═══ Input records ═══
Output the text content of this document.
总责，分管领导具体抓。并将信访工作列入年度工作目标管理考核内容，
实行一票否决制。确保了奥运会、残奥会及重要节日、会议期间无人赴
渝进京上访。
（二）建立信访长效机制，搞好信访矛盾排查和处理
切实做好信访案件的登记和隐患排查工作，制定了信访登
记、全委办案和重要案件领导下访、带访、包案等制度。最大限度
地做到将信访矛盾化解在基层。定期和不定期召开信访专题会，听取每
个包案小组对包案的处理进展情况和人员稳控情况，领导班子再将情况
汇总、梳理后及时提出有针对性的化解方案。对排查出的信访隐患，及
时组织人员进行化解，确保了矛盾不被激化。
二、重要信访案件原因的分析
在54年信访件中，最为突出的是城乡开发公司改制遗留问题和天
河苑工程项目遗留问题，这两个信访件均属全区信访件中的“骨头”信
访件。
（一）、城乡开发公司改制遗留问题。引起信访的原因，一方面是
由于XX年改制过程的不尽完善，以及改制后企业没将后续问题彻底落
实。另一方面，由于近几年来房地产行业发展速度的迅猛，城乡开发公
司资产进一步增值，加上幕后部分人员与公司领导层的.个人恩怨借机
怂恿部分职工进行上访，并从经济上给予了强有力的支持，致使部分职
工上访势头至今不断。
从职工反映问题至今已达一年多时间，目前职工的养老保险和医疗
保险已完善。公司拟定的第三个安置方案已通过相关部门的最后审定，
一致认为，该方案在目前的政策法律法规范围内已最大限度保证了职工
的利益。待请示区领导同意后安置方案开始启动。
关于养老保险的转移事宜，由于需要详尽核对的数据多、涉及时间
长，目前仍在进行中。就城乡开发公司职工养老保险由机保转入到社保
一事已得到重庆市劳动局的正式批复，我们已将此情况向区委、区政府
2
═══
What is required - All of the data shown above must be copied exactly.

Task solution -
Output the text content of this document.
总责，分管领导具体抓。并将信访工作列入年度工作目标管理考核内容，
实行一票否决制。确保了奥运会、残奥会及重要节日、会议期间无人赴
渝进京上访。
（二）建立信访长效机制，搞好信访矛盾排查和处理
切实做好信访案件的登记和隐患排查工作，制定了信访登
记、全委办案和重要案件领导下访、带访、包案等制度。最大限度
地做到将信访矛盾化解在基层。定期和不定期召开信访专题会，听取每
个包案小组对包案的处理进展情况和人员稳控情况，领导班子再将情况
汇总、梳理后及时提出有针对性的化解方案。对排查出的信访隐患，及
时组织人员进行化解，确保了矛盾不被激化。
二、重要信访案件原因的分析
在54年信访件中，最为突出的是城乡开发公司改制遗留问题和天
河苑工程项目遗留问题，这两个信访件均属全区信访件中的“骨头”信
访件。
（一）、城乡开发公司改制遗留问题。引起信访的原因，一方面是
由于XX年改制过程的不尽完善，以及改制后企业没将后续问题彻底落
实。另一方面，由于近几年来房地产行业发展速度的迅猛，城乡开发公
司资产进一步增值，加上幕后部分人员与公司领导层的.个人恩怨借机
怂恿部分职工进行上访，并从经济上给予了强有力的支持，致使部分职
工上访势头至今不断。
从职工反映问题至今已达一年多时间，目前职工的养老保险和医疗
保险已完善。公司拟定的第三个安置方案已通过相关部门的最后审定，
一致认为，该方案在目前的政策法律法规范围内已最大限度保证了职工
的利益。待请示区领导同意后安置方案开始启动。
关于养老保险的转移事宜，由于需要详尽核对的数据多、涉及时间
长，目前仍在进行中。就城乡开发公司职工养老保险由机保转入到社保
一事已得到重庆市劳动局的正式批复，我们已将此情况向区委、区政府
2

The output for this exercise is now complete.